Collection entries
+-------+

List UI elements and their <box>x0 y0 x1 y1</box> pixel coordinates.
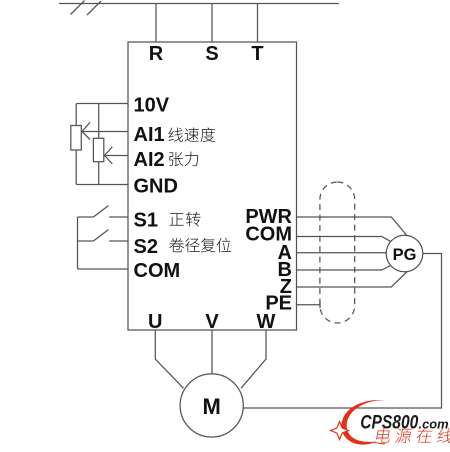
svg-text:CPS800: CPS800 <box>360 412 418 434</box>
wire: bus to R <box>155 4 157 43</box>
svg-text:GND: GND <box>134 175 178 197</box>
svg-text:10V: 10V <box>134 94 170 116</box>
wire: U to motor <box>155 330 183 388</box>
wire: PE to cable shield <box>297 304 321 306</box>
potentiometer R1 body <box>71 126 82 151</box>
svg-text:M: M <box>203 394 221 419</box>
wire: GND return from pots <box>76 184 128 186</box>
label 卷径复位 (roll diameter reset) <box>169 238 184 252</box>
svg-text:.com: .com <box>419 417 449 432</box>
svg-text:T: T <box>251 43 263 65</box>
svg-text:V: V <box>205 311 219 333</box>
wire: W to motor <box>241 330 266 388</box>
supply hatch mark 1 <box>71 1 85 15</box>
wire: switch common rail <box>77 217 79 269</box>
wire: B to PG <box>297 265 392 270</box>
wire: bus to S <box>211 4 213 43</box>
wire: V to motor <box>211 330 213 374</box>
wire: COM to PG <box>297 237 392 242</box>
svg-text:U: U <box>148 311 162 333</box>
wire: PWR to PG <box>297 217 408 236</box>
svg-text:R: R <box>149 43 164 65</box>
wire: three-phase supply bus <box>59 3 339 5</box>
supply hatch mark 2 <box>87 1 101 15</box>
encoder PG <box>386 235 423 272</box>
label 正转 (forward) <box>169 213 183 226</box>
wire: PG to motor feedback <box>243 254 441 409</box>
wire: pot R1 top lead <box>75 104 77 126</box>
switch S2 <box>78 230 129 242</box>
wire: 10V to potentiometer tops <box>76 103 128 105</box>
svg-text:AI1: AI1 <box>134 124 165 146</box>
wire: COM rail to inverter <box>78 268 129 270</box>
shielded cable (dashed stadium) <box>320 182 355 323</box>
wire: A to PG <box>297 252 387 254</box>
wiper of R1 to AI1 <box>82 122 128 139</box>
wire: Z to PG <box>297 272 408 288</box>
switch S1 <box>78 206 129 218</box>
wire: pot R2 top lead <box>98 104 100 139</box>
svg-text:S: S <box>205 43 218 65</box>
label 线速度 (line speed) <box>168 127 182 141</box>
svg-text:PG: PG <box>393 246 417 264</box>
motor M <box>180 374 243 437</box>
watermark logo swoosh <box>341 400 392 445</box>
label 张力 (tension) <box>169 152 183 166</box>
svg-text:S1: S1 <box>134 209 158 231</box>
watermark star <box>331 422 349 440</box>
svg-text:AI2: AI2 <box>134 149 165 171</box>
wiper of R2 to AI2 <box>105 147 129 164</box>
watermark text 电源在线 <box>376 428 392 443</box>
potentiometer R2 body <box>93 138 103 161</box>
wire: pot R1 bottom lead <box>75 150 77 185</box>
svg-text:COM: COM <box>134 260 181 282</box>
wire: bus to T <box>257 4 259 43</box>
inverter box U1 <box>128 42 297 330</box>
watermark logo tail <box>373 442 386 445</box>
wire: pot R2 bottom lead <box>98 162 100 185</box>
svg-text:S2: S2 <box>134 236 158 258</box>
svg-text:W: W <box>257 311 276 333</box>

+-------+

Extract every line of the listing exactly as it appears, omitting the picture.

● **ANSWER TO THE TASK**
List UI elements and their <box>x0 y0 x1 y1</box> pixel coordinates.
svg-text:CPS800: CPS800 <box>360 412 418 434</box>
wire: bus to R <box>155 4 157 43</box>
svg-text:GND: GND <box>134 175 178 197</box>
svg-text:10V: 10V <box>134 94 170 116</box>
wire: U to motor <box>155 330 183 388</box>
wire: PE to cable shield <box>297 304 321 306</box>
potentiometer R1 body <box>71 126 82 151</box>
svg-text:M: M <box>203 394 221 419</box>
wire: GND return from pots <box>76 184 128 186</box>
label 卷径复位 (roll diameter reset) <box>169 238 184 252</box>
svg-text:.com: .com <box>419 417 449 432</box>
svg-text:T: T <box>251 43 263 65</box>
svg-text:V: V <box>205 311 219 333</box>
wire: W to motor <box>241 330 266 388</box>
supply hatch mark 1 <box>71 1 85 15</box>
wire: switch common rail <box>77 217 79 269</box>
wire: B to PG <box>297 265 392 270</box>
wire: bus to S <box>211 4 213 43</box>
wire: V to motor <box>211 330 213 374</box>
wire: COM to PG <box>297 237 392 242</box>
svg-text:U: U <box>148 311 162 333</box>
wire: PWR to PG <box>297 217 408 236</box>
svg-text:R: R <box>149 43 164 65</box>
wire: three-phase supply bus <box>59 3 339 5</box>
supply hatch mark 2 <box>87 1 101 15</box>
encoder PG <box>386 235 423 272</box>
label 正转 (forward) <box>169 213 183 226</box>
wire: PG to motor feedback <box>243 254 441 409</box>
wire: pot R1 top lead <box>75 104 77 126</box>
switch S2 <box>78 230 129 242</box>
wire: 10V to potentiometer tops <box>76 103 128 105</box>
svg-text:AI1: AI1 <box>134 124 165 146</box>
wire: COM rail to inverter <box>78 268 129 270</box>
shielded cable (dashed stadium) <box>320 182 355 323</box>
wire: A to PG <box>297 252 387 254</box>
wiper of R1 to AI1 <box>82 122 128 139</box>
wire: Z to PG <box>297 272 408 288</box>
switch S1 <box>78 206 129 218</box>
wire: pot R2 top lead <box>98 104 100 139</box>
svg-text:S: S <box>205 43 218 65</box>
label 线速度 (line speed) <box>168 127 182 141</box>
svg-text:PG: PG <box>393 246 417 264</box>
motor M <box>180 374 243 437</box>
watermark logo swoosh <box>341 400 392 445</box>
label 张力 (tension) <box>169 152 183 166</box>
svg-text:S1: S1 <box>134 209 158 231</box>
watermark star <box>331 422 349 440</box>
svg-text:AI2: AI2 <box>134 149 165 171</box>
wiper of R2 to AI2 <box>105 147 129 164</box>
watermark text 电源在线 <box>376 428 392 443</box>
potentiometer R2 body <box>93 138 103 161</box>
wire: pot R1 bottom lead <box>75 150 77 185</box>
svg-text:COM: COM <box>134 260 181 282</box>
wire: bus to T <box>257 4 259 43</box>
inverter box U1 <box>128 42 297 330</box>
watermark logo tail <box>373 442 386 445</box>
wire: pot R2 bottom lead <box>98 162 100 185</box>
svg-text:S2: S2 <box>134 236 158 258</box>
svg-text:W: W <box>257 311 276 333</box>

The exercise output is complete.